:: Soal A ::
Menurut teks tentang istinja, dari kitab apa dan halaman berapa kutipan fiqih itu diambil?
:: Soal B ::
Teruskan teks tentang istinja mulai dari sesudah kalimat terakhirnya.

:: Blok Teks ::
------------------------

Pengertian Istinja
Pengertian Istinja. Image generated by AI

Pengertian Istinja: Fondasi Kesucian Diri dalam Islam

Kebersihan adalah bagian penting dari ajaran Islam. Salah satu praktik kebersihan diri yang mendasar bagi setiap Muslim adalah Istinja’. Mungkin sebagian dari kita sudah sering mendengar kata ini, namun apa sebenarnya Pengertian Istinja itu? Mengapa praktik ini begitu ditekankan dalam syariat? Artikel ini akan mengupas tuntas Definisi Istinja, Arti Istinja, dan Makna Istinja dari berbagai sisi, termasuk penjelasan singkat tentang Hukum Istinja dalam Islam menurut tinjauan fiqih.

Redaksi Ibarat dan Terjemahannya

Kitab-kitab fiqih klasik banyak menjelaskan tentang istinja. Salah satunya seperti yang tertuang dalam Fiqh Manhaji Juz 1 halaman 45, yang menyatakan:

معناه: هو إزالة النجاسة أو تخفيفها عن مخرج البول أو الغائط. مأخوذ من النَّجاء وهو الخلاص من الأذى، أو النجوة: وهي المرتفع عن الأرض، أو النجو: وهو الحُزْء، أي ما يخرج من الدبر. سمي بذلك شرعاً، لأن المستنجي يطلب الخلاص من الأذى ويعمل على إزالته عنه، وغالباً ما يستتر وراء مرتفع من الأرض، أو نحوها، ليقوم بذلك
حكمه: وهو واجب، وقد دل على ذلك قول الرسول – صلى الله عليه وسلم – كما سيأتي خلال البحث1

Terjemahan:

Maknanya: Yaitu menghilangkan najis atau menguranginya dari tempat keluar air kencing atau tinja2. Diambil dari kata an-Najaa’ yang berarti keselamatan dari kotoran/gangguan, atau an-Najwah: yaitu tempat yang tinggi dari tanah, atau an-Najwu: yaitu kotoran, yakni apa yang keluar dari dubur.

------------------------

:: Daftar Data ::
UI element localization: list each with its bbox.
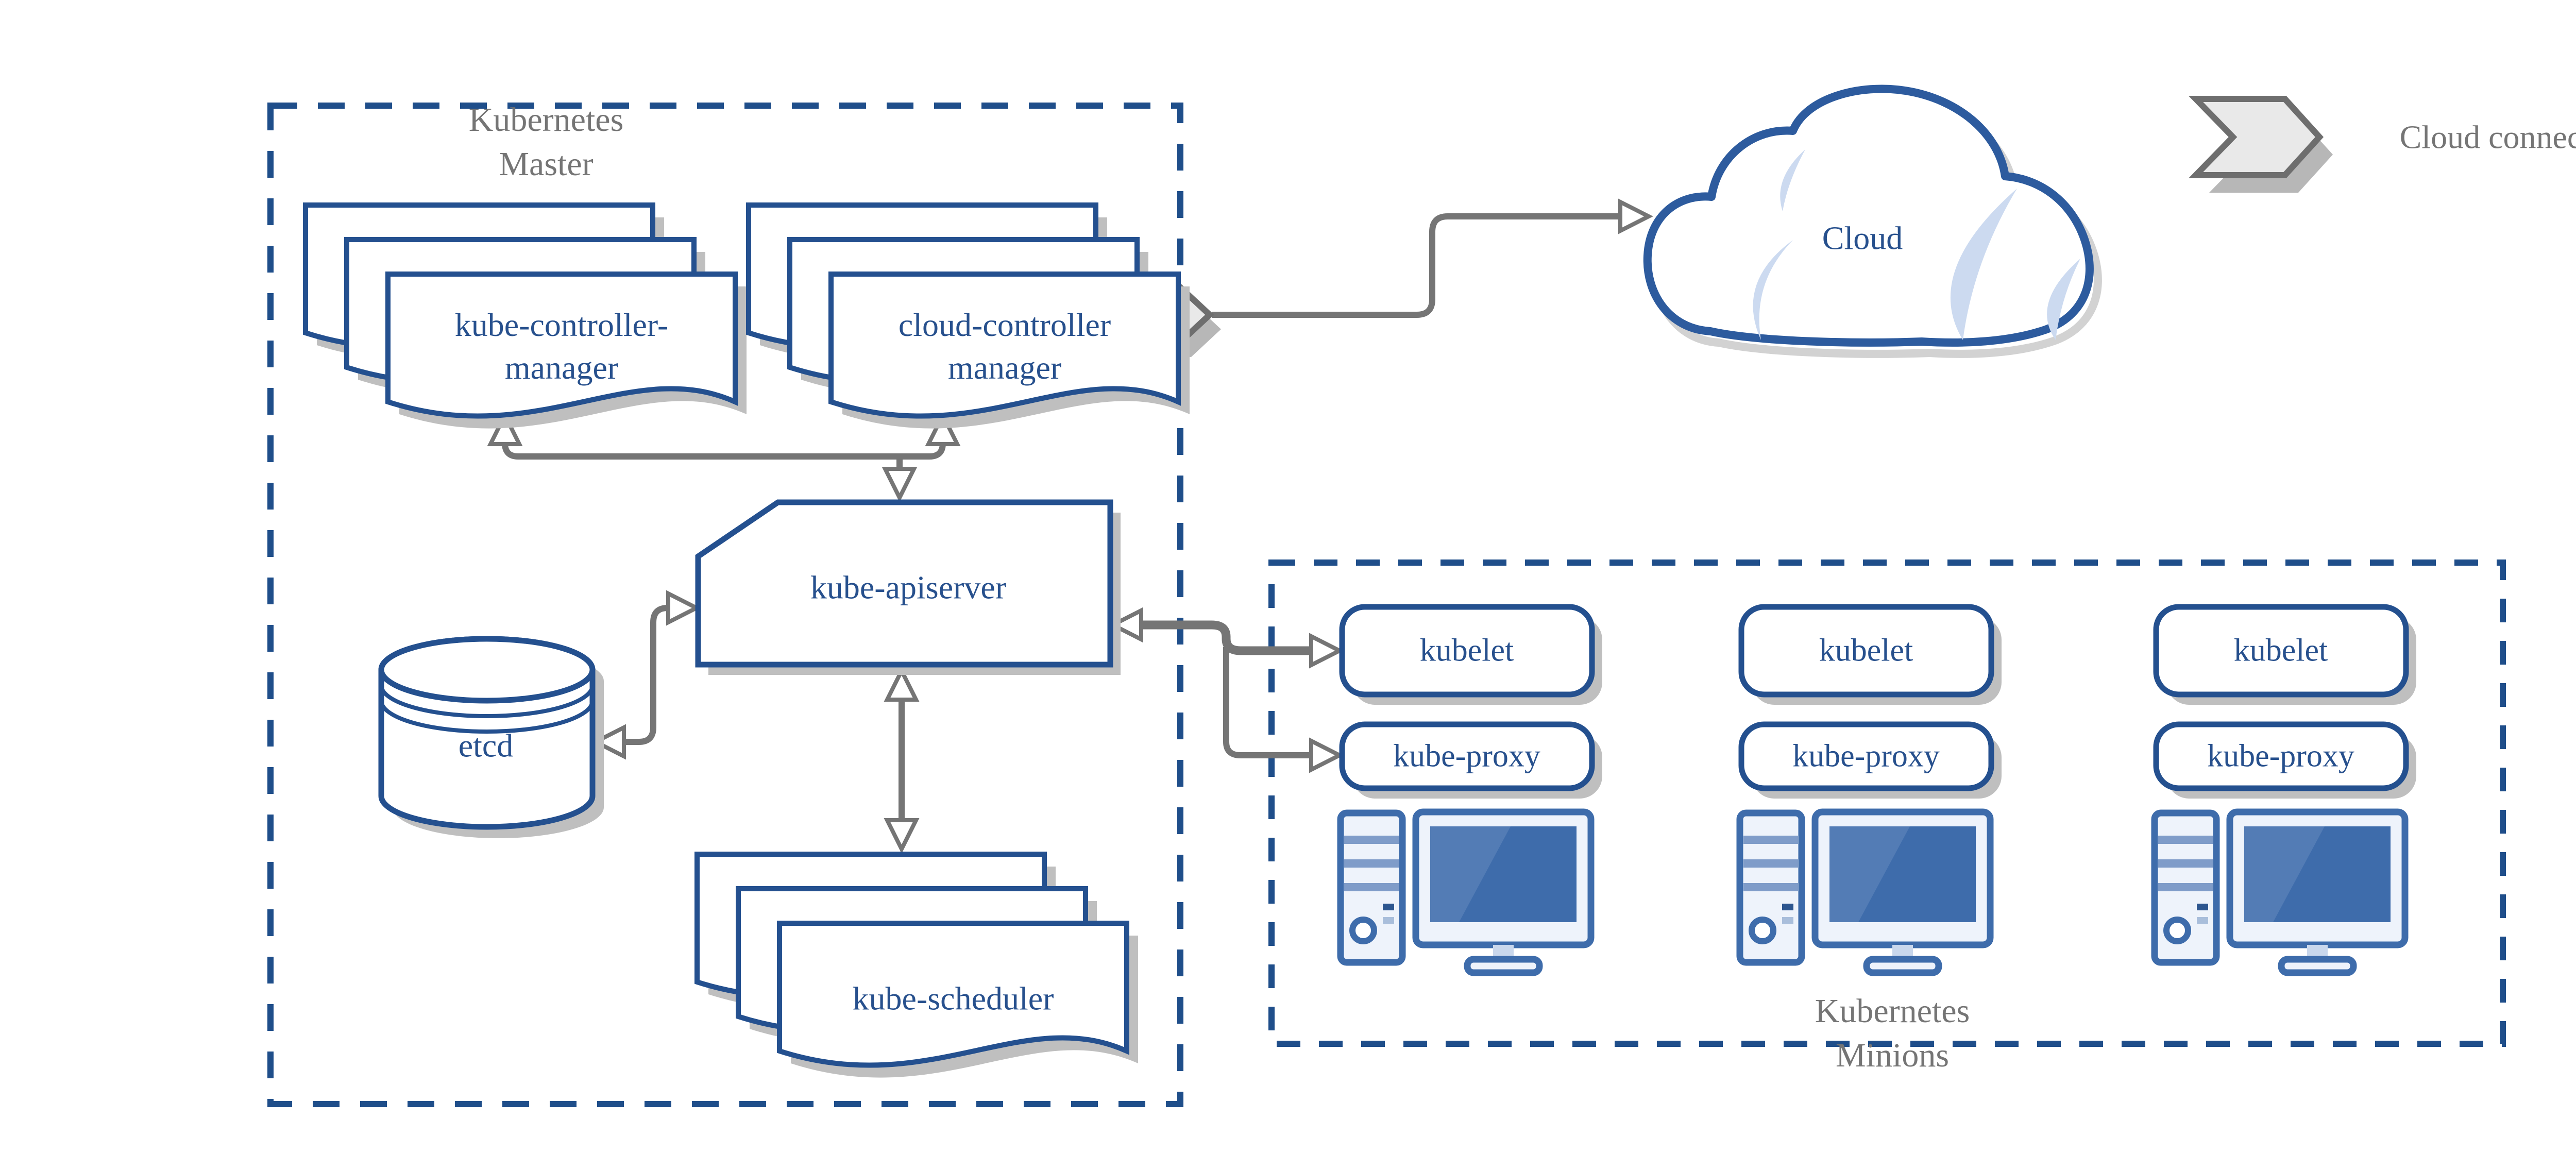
minions-group-border	[1268, 559, 2506, 1047]
etcd-label: etcd	[458, 727, 514, 764]
minion-node-3	[2155, 604, 2416, 973]
cloud-node	[1643, 84, 2102, 358]
master-group-label: Kubernetes Master	[468, 101, 624, 183]
cloud-label: Cloud	[1822, 219, 1903, 257]
kube-scheduler-node	[697, 854, 1138, 1078]
computer-icon	[1341, 812, 1591, 973]
kube-proxy-label-2: kube-proxy	[1792, 738, 1940, 774]
cloud-controller-manager-label: cloud-controller manager	[898, 306, 1111, 386]
cloud-connector-legend-label: Cloud connector	[2399, 118, 2576, 156]
etcd-node	[378, 636, 604, 838]
apiserver-minions-connector	[1108, 607, 1344, 773]
cloud-highlight	[2047, 259, 2080, 340]
kube-proxy-label-1: kube-proxy	[1393, 738, 1540, 774]
minion-node-2	[1740, 604, 2002, 973]
kube-controller-manager-label: kube-controller- manager	[454, 306, 669, 386]
cloud-highlight	[1780, 149, 1805, 211]
cloud-highlight	[1753, 240, 1793, 340]
computer-icon	[2155, 812, 2405, 973]
kube-apiserver-label: kube-apiserver	[810, 569, 1007, 606]
kube-scheduler-label: kube-scheduler	[852, 980, 1054, 1017]
apiserver-scheduler-connector	[884, 666, 920, 854]
cloud-connector-legend-icon	[2188, 96, 2333, 193]
apiserver-etcd-connector	[591, 590, 701, 760]
cloud-highlight	[1950, 189, 2017, 340]
controllers-apiserver-connector	[487, 411, 961, 502]
kubelet-label-2: kubelet	[1819, 633, 1913, 668]
kubelet-label-3: kubelet	[2233, 633, 2328, 668]
minions-group-label: Kubernetes Minions	[1815, 992, 1970, 1074]
kubelet-label-1: kubelet	[1419, 633, 1514, 668]
minion-node-1	[1341, 604, 1602, 973]
computer-icon	[1740, 812, 1990, 973]
kube-proxy-label-3: kube-proxy	[2207, 738, 2354, 774]
kube-apiserver-node	[695, 499, 1121, 675]
cloud-connector-line	[1212, 198, 1653, 318]
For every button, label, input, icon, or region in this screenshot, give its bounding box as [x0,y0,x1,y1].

------------------------

:: Hasil Akhir A ::
Kutipan itu diambil dari Fiqh Manhaji Juz 1 halaman 45.

:: Hasil Akhir B ::
Dinamakan demikian secara syariat, karena orang yang beristinja‘ mencari keselamatan dari kotoran/gangguan dan berusaha menghilangkannya dari dirinya, dan seringkali ia berlindung di balik tempat yang tinggi dari tanah atau sejenisnya untuk melakukannya.

Baca juga: Hikmah Thaharah dalam Islam: Membersihkan Diri untuk Dunia dan Akhirat

Hukumnya: Dan hukum istinja adalah wajib. Dalil mengenai hal ini akan datang selama pembahasan, yaitu sabda Rasulullah shallallahu ‘alaihi wa sallam3.

Arti Istinja Menurut Bahasa

Untuk memahami Arti Istinja, kita bisa melihat asal katanya dalam bahasa Arab. Seperti yang disebutkan dalam kutipan Fiqh Manhaji di atas, kata istinja’ berakar dari beberapa kata yang memberi gambaran tentang praktik ini:

Dari Kata “An-Najaa'” (النجاء)

Istinja menurut bahasa artinya bisa berasal dari kata an-Najaa’ yang berarti “keselamatan” atau “kebebasan dari gangguan/kotoran”. Makna ini sangat relevan karena Istinja adalah tindakan untuk membebaskan diri dari najis yang mengganggu kesucian dan kenyamanan. Saat kita bersuci setelah buang air, kita sedang mencari keselamatan dari najis.

Dari Kata “An-Najwah” (النجوة)

Kata an-Najwah berarti “tempat yang tinggi dari tanah”. Dahulu, sebelum adanya fasilitas toilet modern, orang sering mencari tempat yang agak tinggi atau tersembunyi untuk buang hajat demi menjaga adab dan kebersihan. Nama istinja’ juga dikaitkan dengan tindakan mencari tempat yang privat ini sebelum membersihkan setelah buang air besar atau membersihkan setelah buang air kecil.

Dari Kata “An-Najwu” (النجو)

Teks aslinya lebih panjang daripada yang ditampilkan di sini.